> _Required work_: Give every line below again, exactly.

***** Records for processing

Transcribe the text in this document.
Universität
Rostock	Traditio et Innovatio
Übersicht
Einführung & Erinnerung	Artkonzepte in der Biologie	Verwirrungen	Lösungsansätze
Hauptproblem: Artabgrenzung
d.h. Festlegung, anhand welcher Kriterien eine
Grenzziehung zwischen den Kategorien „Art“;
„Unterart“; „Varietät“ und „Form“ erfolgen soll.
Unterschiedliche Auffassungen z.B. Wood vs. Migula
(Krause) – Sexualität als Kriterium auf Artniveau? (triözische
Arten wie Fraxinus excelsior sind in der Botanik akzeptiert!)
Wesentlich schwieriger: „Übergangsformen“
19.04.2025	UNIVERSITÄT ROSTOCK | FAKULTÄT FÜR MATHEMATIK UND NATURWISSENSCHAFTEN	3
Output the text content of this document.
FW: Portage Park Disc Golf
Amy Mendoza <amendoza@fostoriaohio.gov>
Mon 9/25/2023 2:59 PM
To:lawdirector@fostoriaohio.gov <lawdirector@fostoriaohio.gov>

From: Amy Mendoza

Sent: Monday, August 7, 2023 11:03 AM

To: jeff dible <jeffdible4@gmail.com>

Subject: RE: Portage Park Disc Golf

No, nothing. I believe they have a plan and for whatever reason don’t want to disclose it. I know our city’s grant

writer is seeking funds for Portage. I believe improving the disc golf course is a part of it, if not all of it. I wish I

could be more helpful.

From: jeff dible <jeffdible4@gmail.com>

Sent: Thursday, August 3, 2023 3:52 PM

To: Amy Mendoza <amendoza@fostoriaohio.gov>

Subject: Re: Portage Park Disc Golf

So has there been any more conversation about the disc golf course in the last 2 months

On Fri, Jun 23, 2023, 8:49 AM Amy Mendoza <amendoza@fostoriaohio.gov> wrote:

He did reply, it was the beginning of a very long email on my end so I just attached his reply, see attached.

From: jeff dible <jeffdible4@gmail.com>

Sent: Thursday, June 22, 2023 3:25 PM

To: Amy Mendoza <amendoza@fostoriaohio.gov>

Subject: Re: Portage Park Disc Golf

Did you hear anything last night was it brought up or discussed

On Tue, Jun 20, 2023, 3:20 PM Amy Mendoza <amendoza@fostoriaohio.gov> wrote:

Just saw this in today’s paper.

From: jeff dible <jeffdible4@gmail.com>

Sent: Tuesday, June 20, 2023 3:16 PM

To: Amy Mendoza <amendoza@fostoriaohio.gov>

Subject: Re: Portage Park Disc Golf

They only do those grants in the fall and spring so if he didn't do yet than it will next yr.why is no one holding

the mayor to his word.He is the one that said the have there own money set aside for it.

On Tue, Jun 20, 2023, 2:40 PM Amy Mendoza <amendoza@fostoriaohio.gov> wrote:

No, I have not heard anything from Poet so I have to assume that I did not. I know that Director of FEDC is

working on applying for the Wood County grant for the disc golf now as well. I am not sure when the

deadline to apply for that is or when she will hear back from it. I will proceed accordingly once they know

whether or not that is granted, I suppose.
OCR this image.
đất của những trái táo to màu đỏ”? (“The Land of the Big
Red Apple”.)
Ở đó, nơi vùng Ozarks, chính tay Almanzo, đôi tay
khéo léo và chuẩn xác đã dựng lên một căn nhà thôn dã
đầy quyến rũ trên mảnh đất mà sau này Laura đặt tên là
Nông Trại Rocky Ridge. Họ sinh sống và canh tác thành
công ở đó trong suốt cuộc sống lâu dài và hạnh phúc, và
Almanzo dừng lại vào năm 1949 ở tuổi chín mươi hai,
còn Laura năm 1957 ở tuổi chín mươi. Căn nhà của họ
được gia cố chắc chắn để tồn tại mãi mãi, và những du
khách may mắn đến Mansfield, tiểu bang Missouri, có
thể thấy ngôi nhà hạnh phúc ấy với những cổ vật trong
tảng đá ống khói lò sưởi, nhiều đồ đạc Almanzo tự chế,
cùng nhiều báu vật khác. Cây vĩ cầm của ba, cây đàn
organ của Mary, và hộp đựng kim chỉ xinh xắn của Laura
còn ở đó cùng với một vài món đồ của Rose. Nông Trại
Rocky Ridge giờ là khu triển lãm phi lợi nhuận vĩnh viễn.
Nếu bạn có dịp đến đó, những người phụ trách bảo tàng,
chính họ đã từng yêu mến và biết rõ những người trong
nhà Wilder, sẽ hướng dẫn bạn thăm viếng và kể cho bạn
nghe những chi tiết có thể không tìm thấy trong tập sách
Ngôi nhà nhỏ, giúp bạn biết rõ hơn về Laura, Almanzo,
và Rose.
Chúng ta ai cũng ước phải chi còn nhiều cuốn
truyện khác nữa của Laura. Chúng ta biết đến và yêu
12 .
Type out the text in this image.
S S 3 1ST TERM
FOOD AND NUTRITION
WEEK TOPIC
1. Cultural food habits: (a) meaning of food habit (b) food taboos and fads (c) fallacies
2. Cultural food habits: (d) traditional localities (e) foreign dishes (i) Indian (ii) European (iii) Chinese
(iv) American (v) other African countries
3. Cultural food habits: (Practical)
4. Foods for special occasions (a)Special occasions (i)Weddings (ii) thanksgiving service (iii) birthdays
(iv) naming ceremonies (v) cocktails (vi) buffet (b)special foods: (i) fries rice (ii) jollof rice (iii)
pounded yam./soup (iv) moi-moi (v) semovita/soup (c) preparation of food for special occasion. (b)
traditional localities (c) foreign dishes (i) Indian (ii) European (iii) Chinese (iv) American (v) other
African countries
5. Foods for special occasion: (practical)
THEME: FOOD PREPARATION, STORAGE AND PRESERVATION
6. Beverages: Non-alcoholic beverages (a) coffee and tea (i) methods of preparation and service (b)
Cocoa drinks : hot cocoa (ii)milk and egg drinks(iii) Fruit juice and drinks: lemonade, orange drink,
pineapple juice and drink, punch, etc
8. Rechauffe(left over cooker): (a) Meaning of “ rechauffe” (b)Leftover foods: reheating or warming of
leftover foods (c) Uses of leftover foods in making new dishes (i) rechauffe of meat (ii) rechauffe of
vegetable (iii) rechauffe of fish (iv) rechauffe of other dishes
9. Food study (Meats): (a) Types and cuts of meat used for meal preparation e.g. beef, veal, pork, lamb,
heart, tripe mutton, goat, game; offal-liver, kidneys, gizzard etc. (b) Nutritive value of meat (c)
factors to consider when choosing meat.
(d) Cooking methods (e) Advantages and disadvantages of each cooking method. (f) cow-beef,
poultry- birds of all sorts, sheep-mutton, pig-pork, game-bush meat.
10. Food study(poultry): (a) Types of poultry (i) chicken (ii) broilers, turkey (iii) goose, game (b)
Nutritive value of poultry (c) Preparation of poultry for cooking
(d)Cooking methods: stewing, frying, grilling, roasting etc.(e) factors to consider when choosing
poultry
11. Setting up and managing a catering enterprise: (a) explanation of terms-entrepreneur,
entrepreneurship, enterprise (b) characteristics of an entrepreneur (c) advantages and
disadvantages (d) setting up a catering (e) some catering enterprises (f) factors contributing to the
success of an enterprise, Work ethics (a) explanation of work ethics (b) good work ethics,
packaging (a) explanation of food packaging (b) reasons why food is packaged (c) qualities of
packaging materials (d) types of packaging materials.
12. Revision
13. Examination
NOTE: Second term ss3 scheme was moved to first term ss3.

**********

> _Worked solution_:
Transcribe the text in this document.
Universität
Rostock	Traditio et Innovatio
Übersicht
Einführung & Erinnerung	Artkonzepte in der Biologie	Verwirrungen	Lösungsansätze
Hauptproblem: Artabgrenzung
d.h. Festlegung, anhand welcher Kriterien eine
Grenzziehung zwischen den Kategorien „Art“;
„Unterart“; „Varietät“ und „Form“ erfolgen soll.
Unterschiedliche Auffassungen z.B. Wood vs. Migula
(Krause) – Sexualität als Kriterium auf Artniveau? (triözische
Arten wie Fraxinus excelsior sind in der Botanik akzeptiert!)
Wesentlich schwieriger: „Übergangsformen“
19.04.2025	UNIVERSITÄT ROSTOCK | FAKULTÄT FÜR MATHEMATIK UND NATURWISSENSCHAFTEN	3
Output the text content of this document.
FW: Portage Park Disc Golf
Amy Mendoza <amendoza@fostoriaohio.gov>
Mon 9/25/2023 2:59 PM
To:lawdirector@fostoriaohio.gov <lawdirector@fostoriaohio.gov>

From: Amy Mendoza

Sent: Monday, August 7, 2023 11:03 AM

To: jeff dible <jeffdible4@gmail.com>

Subject: RE: Portage Park Disc Golf

No, nothing. I believe they have a plan and for whatever reason don’t want to disclose it. I know our city’s grant

writer is seeking funds for Portage. I believe improving the disc golf course is a part of it, if not all of it. I wish I

could be more helpful.

From: jeff dible <jeffdible4@gmail.com>

Sent: Thursday, August 3, 2023 3:52 PM

To: Amy Mendoza <amendoza@fostoriaohio.gov>

Subject: Re: Portage Park Disc Golf

So has there been any more conversation about the disc golf course in the last 2 months

On Fri, Jun 23, 2023, 8:49 AM Amy Mendoza <amendoza@fostoriaohio.gov> wrote:

He did reply, it was the beginning of a very long email on my end so I just attached his reply, see attached.

From: jeff dible <jeffdible4@gmail.com>

Sent: Thursday, June 22, 2023 3:25 PM

To: Amy Mendoza <amendoza@fostoriaohio.gov>

Subject: Re: Portage Park Disc Golf

Did you hear anything last night was it brought up or discussed

On Tue, Jun 20, 2023, 3:20 PM Amy Mendoza <amendoza@fostoriaohio.gov> wrote:

Just saw this in today’s paper.

From: jeff dible <jeffdible4@gmail.com>

Sent: Tuesday, June 20, 2023 3:16 PM

To: Amy Mendoza <amendoza@fostoriaohio.gov>

Subject: Re: Portage Park Disc Golf

They only do those grants in the fall and spring so if he didn't do yet than it will next yr.why is no one holding

the mayor to his word.He is the one that said the have there own money set aside for it.

On Tue, Jun 20, 2023, 2:40 PM Amy Mendoza <amendoza@fostoriaohio.gov> wrote:

No, I have not heard anything from Poet so I have to assume that I did not. I know that Director of FEDC is

working on applying for the Wood County grant for the disc golf now as well. I am not sure when the

deadline to apply for that is or when she will hear back from it. I will proceed accordingly once they know

whether or not that is granted, I suppose.
OCR this image.
đất của những trái táo to màu đỏ”? (“The Land of the Big
Red Apple”.)
Ở đó, nơi vùng Ozarks, chính tay Almanzo, đôi tay
khéo léo và chuẩn xác đã dựng lên một căn nhà thôn dã
đầy quyến rũ trên mảnh đất mà sau này Laura đặt tên là
Nông Trại Rocky Ridge. Họ sinh sống và canh tác thành
công ở đó trong suốt cuộc sống lâu dài và hạnh phúc, và
Almanzo dừng lại vào năm 1949 ở tuổi chín mươi hai,
còn Laura năm 1957 ở tuổi chín mươi. Căn nhà của họ
được gia cố chắc chắn để tồn tại mãi mãi, và những du
khách may mắn đến Mansfield, tiểu bang Missouri, có
thể thấy ngôi nhà hạnh phúc ấy với những cổ vật trong
tảng đá ống khói lò sưởi, nhiều đồ đạc Almanzo tự chế,
cùng nhiều báu vật khác. Cây vĩ cầm của ba, cây đàn
organ của Mary, và hộp đựng kim chỉ xinh xắn của Laura
còn ở đó cùng với một vài món đồ của Rose. Nông Trại
Rocky Ridge giờ là khu triển lãm phi lợi nhuận vĩnh viễn.
Nếu bạn có dịp đến đó, những người phụ trách bảo tàng,
chính họ đã từng yêu mến và biết rõ những người trong
nhà Wilder, sẽ hướng dẫn bạn thăm viếng và kể cho bạn
nghe những chi tiết có thể không tìm thấy trong tập sách
Ngôi nhà nhỏ, giúp bạn biết rõ hơn về Laura, Almanzo,
và Rose.
Chúng ta ai cũng ước phải chi còn nhiều cuốn
truyện khác nữa của Laura. Chúng ta biết đến và yêu
12 .
Type out the text in this image.
S S 3 1ST TERM
FOOD AND NUTRITION
WEEK TOPIC
1. Cultural food habits: (a) meaning of food habit (b) food taboos and fads (c) fallacies
2. Cultural food habits: (d) traditional localities (e) foreign dishes (i) Indian (ii) European (iii) Chinese
(iv) American (v) other African countries
3. Cultural food habits: (Practical)
4. Foods for special occasions (a)Special occasions (i)Weddings (ii) thanksgiving service (iii) birthdays
(iv) naming ceremonies (v) cocktails (vi) buffet (b)special foods: (i) fries rice (ii) jollof rice (iii)
pounded yam./soup (iv) moi-moi (v) semovita/soup (c) preparation of food for special occasion. (b)
traditional localities (c) foreign dishes (i) Indian (ii) European (iii) Chinese (iv) American (v) other
African countries
5. Foods for special occasion: (practical)
THEME: FOOD PREPARATION, STORAGE AND PRESERVATION
6. Beverages: Non-alcoholic beverages (a) coffee and tea (i) methods of preparation and service (b)
Cocoa drinks : hot cocoa (ii)milk and egg drinks(iii) Fruit juice and drinks: lemonade, orange drink,
pineapple juice and drink, punch, etc
8. Rechauffe(left over cooker): (a) Meaning of “ rechauffe” (b)Leftover foods: reheating or warming of
leftover foods (c) Uses of leftover foods in making new dishes (i) rechauffe of meat (ii) rechauffe of
vegetable (iii) rechauffe of fish (iv) rechauffe of other dishes
9. Food study (Meats): (a) Types and cuts of meat used for meal preparation e.g. beef, veal, pork, lamb,
heart, tripe mutton, goat, game; offal-liver, kidneys, gizzard etc. (b) Nutritive value of meat (c)
factors to consider when choosing meat.
(d) Cooking methods (e) Advantages and disadvantages of each cooking method. (f) cow-beef,
poultry- birds of all sorts, sheep-mutton, pig-pork, game-bush meat.
10. Food study(poultry): (a) Types of poultry (i) chicken (ii) broilers, turkey (iii) goose, game (b)
Nutritive value of poultry (c) Preparation of poultry for cooking
(d)Cooking methods: stewing, frying, grilling, roasting etc.(e) factors to consider when choosing
poultry
11. Setting up and managing a catering enterprise: (a) explanation of terms-entrepreneur,
entrepreneurship, enterprise (b) characteristics of an entrepreneur (c) advantages and
disadvantages (d) setting up a catering (e) some catering enterprises (f) factors contributing to the
success of an enterprise, Work ethics (a) explanation of work ethics (b) good work ethics,
packaging (a) explanation of food packaging (b) reasons why food is packaged (c) qualities of
packaging materials (d) types of packaging materials.
12. Revision
13. Examination
NOTE: Second term ss3 scheme was moved to first term ss3.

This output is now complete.